Return every entry exactly as written.

====== Listing

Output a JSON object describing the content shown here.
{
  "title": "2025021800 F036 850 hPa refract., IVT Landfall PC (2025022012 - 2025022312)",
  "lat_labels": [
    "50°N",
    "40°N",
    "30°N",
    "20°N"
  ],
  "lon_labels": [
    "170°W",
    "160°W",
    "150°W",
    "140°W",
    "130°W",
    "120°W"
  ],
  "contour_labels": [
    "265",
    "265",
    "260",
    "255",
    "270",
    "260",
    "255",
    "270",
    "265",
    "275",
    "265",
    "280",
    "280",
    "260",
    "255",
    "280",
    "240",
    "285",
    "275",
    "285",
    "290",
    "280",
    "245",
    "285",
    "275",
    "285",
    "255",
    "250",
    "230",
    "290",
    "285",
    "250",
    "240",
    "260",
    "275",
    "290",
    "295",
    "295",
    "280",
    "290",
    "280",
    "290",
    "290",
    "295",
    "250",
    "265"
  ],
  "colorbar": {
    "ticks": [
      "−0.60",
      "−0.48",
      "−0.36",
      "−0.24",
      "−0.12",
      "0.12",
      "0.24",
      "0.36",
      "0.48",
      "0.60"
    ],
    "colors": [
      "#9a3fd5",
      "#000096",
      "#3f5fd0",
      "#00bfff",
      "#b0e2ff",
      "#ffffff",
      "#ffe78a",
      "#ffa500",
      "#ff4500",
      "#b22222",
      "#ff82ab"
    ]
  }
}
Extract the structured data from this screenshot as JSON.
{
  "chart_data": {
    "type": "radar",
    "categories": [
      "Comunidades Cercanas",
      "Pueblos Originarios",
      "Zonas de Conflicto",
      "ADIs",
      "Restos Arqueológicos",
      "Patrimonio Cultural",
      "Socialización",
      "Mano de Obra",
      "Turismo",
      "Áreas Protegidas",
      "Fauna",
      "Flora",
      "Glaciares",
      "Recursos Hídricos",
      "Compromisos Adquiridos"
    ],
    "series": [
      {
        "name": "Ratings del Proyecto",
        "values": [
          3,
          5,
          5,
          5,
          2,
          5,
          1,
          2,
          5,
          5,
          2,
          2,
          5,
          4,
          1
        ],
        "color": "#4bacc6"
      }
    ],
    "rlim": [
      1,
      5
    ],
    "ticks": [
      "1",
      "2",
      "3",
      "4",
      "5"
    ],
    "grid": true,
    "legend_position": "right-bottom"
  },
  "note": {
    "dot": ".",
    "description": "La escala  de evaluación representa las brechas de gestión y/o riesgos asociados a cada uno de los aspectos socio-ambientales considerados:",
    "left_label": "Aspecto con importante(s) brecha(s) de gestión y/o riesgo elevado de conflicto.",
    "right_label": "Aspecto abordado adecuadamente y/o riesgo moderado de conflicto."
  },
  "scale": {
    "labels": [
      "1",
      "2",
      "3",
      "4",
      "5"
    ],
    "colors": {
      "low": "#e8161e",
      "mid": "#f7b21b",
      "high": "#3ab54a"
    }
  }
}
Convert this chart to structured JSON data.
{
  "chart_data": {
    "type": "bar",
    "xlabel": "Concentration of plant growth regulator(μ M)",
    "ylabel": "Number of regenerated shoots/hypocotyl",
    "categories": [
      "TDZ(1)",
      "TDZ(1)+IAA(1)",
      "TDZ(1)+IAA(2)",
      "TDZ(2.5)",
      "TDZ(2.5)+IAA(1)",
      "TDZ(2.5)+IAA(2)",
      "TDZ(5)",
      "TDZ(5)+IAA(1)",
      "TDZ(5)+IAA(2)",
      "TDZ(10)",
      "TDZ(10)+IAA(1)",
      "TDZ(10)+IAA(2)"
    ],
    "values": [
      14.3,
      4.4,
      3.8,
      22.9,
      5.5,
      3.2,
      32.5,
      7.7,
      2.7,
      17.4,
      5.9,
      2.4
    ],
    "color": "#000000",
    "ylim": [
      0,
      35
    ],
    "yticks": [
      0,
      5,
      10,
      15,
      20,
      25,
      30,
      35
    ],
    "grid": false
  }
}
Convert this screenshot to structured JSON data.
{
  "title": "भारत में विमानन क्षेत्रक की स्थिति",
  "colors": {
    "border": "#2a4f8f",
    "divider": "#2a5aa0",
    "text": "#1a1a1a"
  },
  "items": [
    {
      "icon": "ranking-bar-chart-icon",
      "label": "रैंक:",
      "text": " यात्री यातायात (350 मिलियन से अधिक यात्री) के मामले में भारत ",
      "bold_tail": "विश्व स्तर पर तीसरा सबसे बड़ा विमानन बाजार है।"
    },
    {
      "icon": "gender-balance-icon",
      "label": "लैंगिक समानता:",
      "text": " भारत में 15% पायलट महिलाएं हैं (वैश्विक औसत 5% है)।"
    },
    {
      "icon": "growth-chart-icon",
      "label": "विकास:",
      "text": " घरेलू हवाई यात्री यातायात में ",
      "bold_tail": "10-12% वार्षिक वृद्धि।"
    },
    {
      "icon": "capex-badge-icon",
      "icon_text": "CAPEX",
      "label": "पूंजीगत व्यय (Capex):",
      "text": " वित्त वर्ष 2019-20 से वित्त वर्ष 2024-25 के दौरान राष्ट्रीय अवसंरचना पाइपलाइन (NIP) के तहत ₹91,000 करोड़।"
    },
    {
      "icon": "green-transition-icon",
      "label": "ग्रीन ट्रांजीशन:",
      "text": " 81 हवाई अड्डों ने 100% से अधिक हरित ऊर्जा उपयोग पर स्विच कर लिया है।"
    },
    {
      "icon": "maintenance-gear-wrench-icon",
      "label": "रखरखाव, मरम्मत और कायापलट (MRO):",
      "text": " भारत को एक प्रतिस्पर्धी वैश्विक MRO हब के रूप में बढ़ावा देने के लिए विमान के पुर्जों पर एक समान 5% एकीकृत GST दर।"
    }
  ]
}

============

Full solution ->
Output a JSON object describing the content shown here.
{
  "title": "2025021800 F036 850 hPa refract., IVT Landfall PC (2025022012 - 2025022312)",
  "lat_labels": [
    "50°N",
    "40°N",
    "30°N",
    "20°N"
  ],
  "lon_labels": [
    "170°W",
    "160°W",
    "150°W",
    "140°W",
    "130°W",
    "120°W"
  ],
  "contour_labels": [
    "265",
    "265",
    "260",
    "255",
    "270",
    "260",
    "255",
    "270",
    "265",
    "275",
    "265",
    "280",
    "280",
    "260",
    "255",
    "280",
    "240",
    "285",
    "275",
    "285",
    "290",
    "280",
    "245",
    "285",
    "275",
    "285",
    "255",
    "250",
    "230",
    "290",
    "285",
    "250",
    "240",
    "260",
    "275",
    "290",
    "295",
    "295",
    "280",
    "290",
    "280",
    "290",
    "290",
    "295",
    "250",
    "265"
  ],
  "colorbar": {
    "ticks": [
      "−0.60",
      "−0.48",
      "−0.36",
      "−0.24",
      "−0.12",
      "0.12",
      "0.24",
      "0.36",
      "0.48",
      "0.60"
    ],
    "colors": [
      "#9a3fd5",
      "#000096",
      "#3f5fd0",
      "#00bfff",
      "#b0e2ff",
      "#ffffff",
      "#ffe78a",
      "#ffa500",
      "#ff4500",
      "#b22222",
      "#ff82ab"
    ]
  }
}
Extract the structured data from this screenshot as JSON.
{
  "chart_data": {
    "type": "radar",
    "categories": [
      "Comunidades Cercanas",
      "Pueblos Originarios",
      "Zonas de Conflicto",
      "ADIs",
      "Restos Arqueológicos",
      "Patrimonio Cultural",
      "Socialización",
      "Mano de Obra",
      "Turismo",
      "Áreas Protegidas",
      "Fauna",
      "Flora",
      "Glaciares",
      "Recursos Hídricos",
      "Compromisos Adquiridos"
    ],
    "series": [
      {
        "name": "Ratings del Proyecto",
        "values": [
          3,
          5,
          5,
          5,
          2,
          5,
          1,
          2,
          5,
          5,
          2,
          2,
          5,
          4,
          1
        ],
        "color": "#4bacc6"
      }
    ],
    "rlim": [
      1,
      5
    ],
    "ticks": [
      "1",
      "2",
      "3",
      "4",
      "5"
    ],
    "grid": true,
    "legend_position": "right-bottom"
  },
  "note": {
    "dot": ".",
    "description": "La escala  de evaluación representa las brechas de gestión y/o riesgos asociados a cada uno de los aspectos socio-ambientales considerados:",
    "left_label": "Aspecto con importante(s) brecha(s) de gestión y/o riesgo elevado de conflicto.",
    "right_label": "Aspecto abordado adecuadamente y/o riesgo moderado de conflicto."
  },
  "scale": {
    "labels": [
      "1",
      "2",
      "3",
      "4",
      "5"
    ],
    "colors": {
      "low": "#e8161e",
      "mid": "#f7b21b",
      "high": "#3ab54a"
    }
  }
}
Convert this chart to structured JSON data.
{
  "chart_data": {
    "type": "bar",
    "xlabel": "Concentration of plant growth regulator(μ M)",
    "ylabel": "Number of regenerated shoots/hypocotyl",
    "categories": [
      "TDZ(1)",
      "TDZ(1)+IAA(1)",
      "TDZ(1)+IAA(2)",
      "TDZ(2.5)",
      "TDZ(2.5)+IAA(1)",
      "TDZ(2.5)+IAA(2)",
      "TDZ(5)",
      "TDZ(5)+IAA(1)",
      "TDZ(5)+IAA(2)",
      "TDZ(10)",
      "TDZ(10)+IAA(1)",
      "TDZ(10)+IAA(2)"
    ],
    "values": [
      14.3,
      4.4,
      3.8,
      22.9,
      5.5,
      3.2,
      32.5,
      7.7,
      2.7,
      17.4,
      5.9,
      2.4
    ],
    "color": "#000000",
    "ylim": [
      0,
      35
    ],
    "yticks": [
      0,
      5,
      10,
      15,
      20,
      25,
      30,
      35
    ],
    "grid": false
  }
}
Convert this screenshot to structured JSON data.
{
  "title": "भारत में विमानन क्षेत्रक की स्थिति",
  "colors": {
    "border": "#2a4f8f",
    "divider": "#2a5aa0",
    "text": "#1a1a1a"
  },
  "items": [
    {
      "icon": "ranking-bar-chart-icon",
      "label": "रैंक:",
      "text": " यात्री यातायात (350 मिलियन से अधिक यात्री) के मामले में भारत ",
      "bold_tail": "विश्व स्तर पर तीसरा सबसे बड़ा विमानन बाजार है।"
    },
    {
      "icon": "gender-balance-icon",
      "label": "लैंगिक समानता:",
      "text": " भारत में 15% पायलट महिलाएं हैं (वैश्विक औसत 5% है)।"
    },
    {
      "icon": "growth-chart-icon",
      "label": "विकास:",
      "text": " घरेलू हवाई यात्री यातायात में ",
      "bold_tail": "10-12% वार्षिक वृद्धि।"
    },
    {
      "icon": "capex-badge-icon",
      "icon_text": "CAPEX",
      "label": "पूंजीगत व्यय (Capex):",
      "text": " वित्त वर्ष 2019-20 से वित्त वर्ष 2024-25 के दौरान राष्ट्रीय अवसंरचना पाइपलाइन (NIP) के तहत ₹91,000 करोड़।"
    },
    {
      "icon": "green-transition-icon",
      "label": "ग्रीन ट्रांजीशन:",
      "text": " 81 हवाई अड्डों ने 100% से अधिक हरित ऊर्जा उपयोग पर स्विच कर लिया है।"
    },
    {
      "icon": "maintenance-gear-wrench-icon",
      "label": "रखरखाव, मरम्मत और कायापलट (MRO):",
      "text": " भारत को एक प्रतिस्पर्धी वैश्विक MRO हब के रूप में बढ़ावा देने के लिए विमान के पुर्जों पर एक समान 5% एकीकृत GST दर।"
    }
  ]
}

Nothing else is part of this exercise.